### Directions for this task:
Below is a set of records; restate each one word for word.

### Provided data:
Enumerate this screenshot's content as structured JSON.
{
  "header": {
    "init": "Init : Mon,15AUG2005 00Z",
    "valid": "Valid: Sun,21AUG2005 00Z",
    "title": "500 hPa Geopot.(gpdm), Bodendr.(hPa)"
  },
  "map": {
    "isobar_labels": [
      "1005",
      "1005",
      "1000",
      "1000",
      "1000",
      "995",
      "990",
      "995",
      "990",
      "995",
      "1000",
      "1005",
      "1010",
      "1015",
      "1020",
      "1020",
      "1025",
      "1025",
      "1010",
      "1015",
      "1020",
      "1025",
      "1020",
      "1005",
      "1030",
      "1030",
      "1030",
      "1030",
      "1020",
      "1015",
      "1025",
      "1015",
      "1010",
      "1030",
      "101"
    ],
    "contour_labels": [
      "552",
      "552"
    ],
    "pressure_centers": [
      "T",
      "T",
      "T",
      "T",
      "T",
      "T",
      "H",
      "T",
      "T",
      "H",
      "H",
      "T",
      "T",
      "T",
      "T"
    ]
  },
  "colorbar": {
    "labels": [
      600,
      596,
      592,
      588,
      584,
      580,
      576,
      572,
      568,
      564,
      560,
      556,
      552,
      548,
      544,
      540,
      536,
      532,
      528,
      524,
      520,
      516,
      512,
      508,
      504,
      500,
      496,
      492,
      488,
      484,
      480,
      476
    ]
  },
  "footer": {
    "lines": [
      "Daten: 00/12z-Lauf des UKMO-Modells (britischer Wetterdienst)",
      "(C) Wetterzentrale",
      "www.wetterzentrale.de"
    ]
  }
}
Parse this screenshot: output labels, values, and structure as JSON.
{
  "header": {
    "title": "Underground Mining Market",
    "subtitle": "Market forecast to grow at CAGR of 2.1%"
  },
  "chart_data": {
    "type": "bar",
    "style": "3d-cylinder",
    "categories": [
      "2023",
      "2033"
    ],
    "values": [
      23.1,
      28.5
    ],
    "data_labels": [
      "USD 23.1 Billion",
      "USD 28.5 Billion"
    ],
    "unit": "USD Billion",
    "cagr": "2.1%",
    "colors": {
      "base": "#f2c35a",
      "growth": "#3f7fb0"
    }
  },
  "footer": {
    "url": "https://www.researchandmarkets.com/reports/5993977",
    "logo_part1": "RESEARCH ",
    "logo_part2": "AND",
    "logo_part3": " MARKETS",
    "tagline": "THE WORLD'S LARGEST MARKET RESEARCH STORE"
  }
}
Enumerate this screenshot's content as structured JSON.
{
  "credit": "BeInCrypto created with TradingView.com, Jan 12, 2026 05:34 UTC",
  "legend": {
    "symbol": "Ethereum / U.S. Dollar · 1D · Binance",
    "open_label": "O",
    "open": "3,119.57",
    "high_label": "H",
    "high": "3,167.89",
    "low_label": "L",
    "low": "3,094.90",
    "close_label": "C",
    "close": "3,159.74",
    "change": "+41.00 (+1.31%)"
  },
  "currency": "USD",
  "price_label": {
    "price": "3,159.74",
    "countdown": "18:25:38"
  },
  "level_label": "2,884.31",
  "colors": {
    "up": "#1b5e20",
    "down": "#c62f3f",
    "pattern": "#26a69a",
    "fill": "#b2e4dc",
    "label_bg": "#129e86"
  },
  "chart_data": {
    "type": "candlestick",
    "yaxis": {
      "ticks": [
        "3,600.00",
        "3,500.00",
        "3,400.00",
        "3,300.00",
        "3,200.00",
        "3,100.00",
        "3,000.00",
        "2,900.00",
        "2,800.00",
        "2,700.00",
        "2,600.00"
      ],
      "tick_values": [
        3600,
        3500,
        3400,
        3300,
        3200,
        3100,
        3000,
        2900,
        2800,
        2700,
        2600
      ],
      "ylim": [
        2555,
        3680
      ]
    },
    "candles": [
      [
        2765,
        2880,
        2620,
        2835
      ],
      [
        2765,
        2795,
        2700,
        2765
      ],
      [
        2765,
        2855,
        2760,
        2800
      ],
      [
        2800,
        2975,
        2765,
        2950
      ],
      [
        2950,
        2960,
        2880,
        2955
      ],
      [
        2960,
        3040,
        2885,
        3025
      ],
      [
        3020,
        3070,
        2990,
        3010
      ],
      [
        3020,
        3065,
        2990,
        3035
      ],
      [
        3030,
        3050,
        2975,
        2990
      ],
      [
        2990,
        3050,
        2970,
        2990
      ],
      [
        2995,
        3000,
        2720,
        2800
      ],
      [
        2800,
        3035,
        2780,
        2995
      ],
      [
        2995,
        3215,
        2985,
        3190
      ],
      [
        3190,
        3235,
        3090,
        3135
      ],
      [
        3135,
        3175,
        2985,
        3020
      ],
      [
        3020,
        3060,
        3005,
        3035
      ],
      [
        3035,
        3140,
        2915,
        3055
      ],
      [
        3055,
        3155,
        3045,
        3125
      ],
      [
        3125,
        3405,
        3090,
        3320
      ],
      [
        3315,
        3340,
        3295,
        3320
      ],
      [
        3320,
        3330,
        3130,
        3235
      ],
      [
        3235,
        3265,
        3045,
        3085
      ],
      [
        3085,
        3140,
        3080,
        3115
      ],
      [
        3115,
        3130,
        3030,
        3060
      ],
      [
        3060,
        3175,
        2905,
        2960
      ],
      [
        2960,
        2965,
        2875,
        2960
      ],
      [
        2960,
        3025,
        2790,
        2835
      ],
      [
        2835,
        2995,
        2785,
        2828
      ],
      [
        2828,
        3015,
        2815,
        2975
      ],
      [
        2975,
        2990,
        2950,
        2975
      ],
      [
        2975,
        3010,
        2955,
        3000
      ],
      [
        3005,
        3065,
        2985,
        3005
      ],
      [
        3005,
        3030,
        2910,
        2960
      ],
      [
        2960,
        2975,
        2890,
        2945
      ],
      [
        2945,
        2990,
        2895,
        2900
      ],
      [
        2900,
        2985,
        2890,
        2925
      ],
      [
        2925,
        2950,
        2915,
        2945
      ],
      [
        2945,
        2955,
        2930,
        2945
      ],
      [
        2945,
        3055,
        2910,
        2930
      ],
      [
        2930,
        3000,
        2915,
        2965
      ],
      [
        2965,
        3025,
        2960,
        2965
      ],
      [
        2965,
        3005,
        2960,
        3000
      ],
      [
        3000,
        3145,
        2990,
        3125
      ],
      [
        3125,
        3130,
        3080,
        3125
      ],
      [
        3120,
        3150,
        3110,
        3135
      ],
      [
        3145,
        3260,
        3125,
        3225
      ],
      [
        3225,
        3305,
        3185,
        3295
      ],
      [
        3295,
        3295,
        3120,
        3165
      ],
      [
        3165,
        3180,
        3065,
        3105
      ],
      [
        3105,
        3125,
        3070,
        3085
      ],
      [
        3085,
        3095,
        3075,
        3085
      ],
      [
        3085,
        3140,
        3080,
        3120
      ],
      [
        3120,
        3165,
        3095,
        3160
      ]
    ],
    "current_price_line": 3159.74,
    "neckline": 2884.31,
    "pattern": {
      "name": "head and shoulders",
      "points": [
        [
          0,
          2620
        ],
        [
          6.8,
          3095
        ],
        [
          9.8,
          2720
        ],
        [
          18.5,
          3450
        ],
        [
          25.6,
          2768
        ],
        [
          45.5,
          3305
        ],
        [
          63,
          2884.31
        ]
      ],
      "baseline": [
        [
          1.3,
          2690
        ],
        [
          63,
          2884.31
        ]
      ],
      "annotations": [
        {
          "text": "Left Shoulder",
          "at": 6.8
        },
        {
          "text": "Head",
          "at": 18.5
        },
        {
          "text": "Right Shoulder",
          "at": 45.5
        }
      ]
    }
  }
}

### Response:
Enumerate this screenshot's content as structured JSON.
{
  "header": {
    "init": "Init : Mon,15AUG2005 00Z",
    "valid": "Valid: Sun,21AUG2005 00Z",
    "title": "500 hPa Geopot.(gpdm), Bodendr.(hPa)"
  },
  "map": {
    "isobar_labels": [
      "1005",
      "1005",
      "1000",
      "1000",
      "1000",
      "995",
      "990",
      "995",
      "990",
      "995",
      "1000",
      "1005",
      "1010",
      "1015",
      "1020",
      "1020",
      "1025",
      "1025",
      "1010",
      "1015",
      "1020",
      "1025",
      "1020",
      "1005",
      "1030",
      "1030",
      "1030",
      "1030",
      "1020",
      "1015",
      "1025",
      "1015",
      "1010",
      "1030",
      "101"
    ],
    "contour_labels": [
      "552",
      "552"
    ],
    "pressure_centers": [
      "T",
      "T",
      "T",
      "T",
      "T",
      "T",
      "H",
      "T",
      "T",
      "H",
      "H",
      "T",
      "T",
      "T",
      "T"
    ]
  },
  "colorbar": {
    "labels": [
      600,
      596,
      592,
      588,
      584,
      580,
      576,
      572,
      568,
      564,
      560,
      556,
      552,
      548,
      544,
      540,
      536,
      532,
      528,
      524,
      520,
      516,
      512,
      508,
      504,
      500,
      496,
      492,
      488,
      484,
      480,
      476
    ]
  },
  "footer": {
    "lines": [
      "Daten: 00/12z-Lauf des UKMO-Modells (britischer Wetterdienst)",
      "(C) Wetterzentrale",
      "www.wetterzentrale.de"
    ]
  }
}
Parse this screenshot: output labels, values, and structure as JSON.
{
  "header": {
    "title": "Underground Mining Market",
    "subtitle": "Market forecast to grow at CAGR of 2.1%"
  },
  "chart_data": {
    "type": "bar",
    "style": "3d-cylinder",
    "categories": [
      "2023",
      "2033"
    ],
    "values": [
      23.1,
      28.5
    ],
    "data_labels": [
      "USD 23.1 Billion",
      "USD 28.5 Billion"
    ],
    "unit": "USD Billion",
    "cagr": "2.1%",
    "colors": {
      "base": "#f2c35a",
      "growth": "#3f7fb0"
    }
  },
  "footer": {
    "url": "https://www.researchandmarkets.com/reports/5993977",
    "logo_part1": "RESEARCH ",
    "logo_part2": "AND",
    "logo_part3": " MARKETS",
    "tagline": "THE WORLD'S LARGEST MARKET RESEARCH STORE"
  }
}
Enumerate this screenshot's content as structured JSON.
{
  "credit": "BeInCrypto created with TradingView.com, Jan 12, 2026 05:34 UTC",
  "legend": {
    "symbol": "Ethereum / U.S. Dollar · 1D · Binance",
    "open_label": "O",
    "open": "3,119.57",
    "high_label": "H",
    "high": "3,167.89",
    "low_label": "L",
    "low": "3,094.90",
    "close_label": "C",
    "close": "3,159.74",
    "change": "+41.00 (+1.31%)"
  },
  "currency": "USD",
  "price_label": {
    "price": "3,159.74",
    "countdown": "18:25:38"
  },
  "level_label": "2,884.31",
  "colors": {
    "up": "#1b5e20",
    "down": "#c62f3f",
    "pattern": "#26a69a",
    "fill": "#b2e4dc",
    "label_bg": "#129e86"
  },
  "chart_data": {
    "type": "candlestick",
    "yaxis": {
      "ticks": [
        "3,600.00",
        "3,500.00",
        "3,400.00",
        "3,300.00",
        "3,200.00",
        "3,100.00",
        "3,000.00",
        "2,900.00",
        "2,800.00",
        "2,700.00",
        "2,600.00"
      ],
      "tick_values": [
        3600,
        3500,
        3400,
        3300,
        3200,
        3100,
        3000,
        2900,
        2800,
        2700,
        2600
      ],
      "ylim": [
        2555,
        3680
      ]
    },
    "candles": [
      [
        2765,
        2880,
        2620,
        2835
      ],
      [
        2765,
        2795,
        2700,
        2765
      ],
      [
        2765,
        2855,
        2760,
        2800
      ],
      [
        2800,
        2975,
        2765,
        2950
      ],
      [
        2950,
        2960,
        2880,
        2955
      ],
      [
        2960,
        3040,
        2885,
        3025
      ],
      [
        3020,
        3070,
        2990,
        3010
      ],
      [
        3020,
        3065,
        2990,
        3035
      ],
      [
        3030,
        3050,
        2975,
        2990
      ],
      [
        2990,
        3050,
        2970,
        2990
      ],
      [
        2995,
        3000,
        2720,
        2800
      ],
      [
        2800,
        3035,
        2780,
        2995
      ],
      [
        2995,
        3215,
        2985,
        3190
      ],
      [
        3190,
        3235,
        3090,
        3135
      ],
      [
        3135,
        3175,
        2985,
        3020
      ],
      [
        3020,
        3060,
        3005,
        3035
      ],
      [
        3035,
        3140,
        2915,
        3055
      ],
      [
        3055,
        3155,
        3045,
        3125
      ],
      [
        3125,
        3405,
        3090,
        3320
      ],
      [
        3315,
        3340,
        3295,
        3320
      ],
      [
        3320,
        3330,
        3130,
        3235
      ],
      [
        3235,
        3265,
        3045,
        3085
      ],
      [
        3085,
        3140,
        3080,
        3115
      ],
      [
        3115,
        3130,
        3030,
        3060
      ],
      [
        3060,
        3175,
        2905,
        2960
      ],
      [
        2960,
        2965,
        2875,
        2960
      ],
      [
        2960,
        3025,
        2790,
        2835
      ],
      [
        2835,
        2995,
        2785,
        2828
      ],
      [
        2828,
        3015,
        2815,
        2975
      ],
      [
        2975,
        2990,
        2950,
        2975
      ],
      [
        2975,
        3010,
        2955,
        3000
      ],
      [
        3005,
        3065,
        2985,
        3005
      ],
      [
        3005,
        3030,
        2910,
        2960
      ],
      [
        2960,
        2975,
        2890,
        2945
      ],
      [
        2945,
        2990,
        2895,
        2900
      ],
      [
        2900,
        2985,
        2890,
        2925
      ],
      [
        2925,
        2950,
        2915,
        2945
      ],
      [
        2945,
        2955,
        2930,
        2945
      ],
      [
        2945,
        3055,
        2910,
        2930
      ],
      [
        2930,
        3000,
        2915,
        2965
      ],
      [
        2965,
        3025,
        2960,
        2965
      ],
      [
        2965,
        3005,
        2960,
        3000
      ],
      [
        3000,
        3145,
        2990,
        3125
      ],
      [
        3125,
        3130,
        3080,
        3125
      ],
      [
        3120,
        3150,
        3110,
        3135
      ],
      [
        3145,
        3260,
        3125,
        3225
      ],
      [
        3225,
        3305,
        3185,
        3295
      ],
      [
        3295,
        3295,
        3120,
        3165
      ],
      [
        3165,
        3180,
        3065,
        3105
      ],
      [
        3105,
        3125,
        3070,
        3085
      ],
      [
        3085,
        3095,
        3075,
        3085
      ],
      [
        3085,
        3140,
        3080,
        3120
      ],
      [
        3120,
        3165,
        3095,
        3160
      ]
    ],
    "current_price_line": 3159.74,
    "neckline": 2884.31,
    "pattern": {
      "name": "head and shoulders",
      "points": [
        [
          0,
          2620
        ],
        [
          6.8,
          3095
        ],
        [
          9.8,
          2720
        ],
        [
          18.5,
          3450
        ],
        [
          25.6,
          2768
        ],
        [
          45.5,
          3305
        ],
        [
          63,
          2884.31
        ]
      ],
      "baseline": [
        [
          1.3,
          2690
        ],
        [
          63,
          2884.31
        ]
      ],
      "annotations": [
        {
          "text": "Left Shoulder",
          "at": 6.8
        },
        {
          "text": "Head",
          "at": 18.5
        },
        {
          "text": "Right Shoulder",
          "at": 45.5
        }
      ]
    }
  }
}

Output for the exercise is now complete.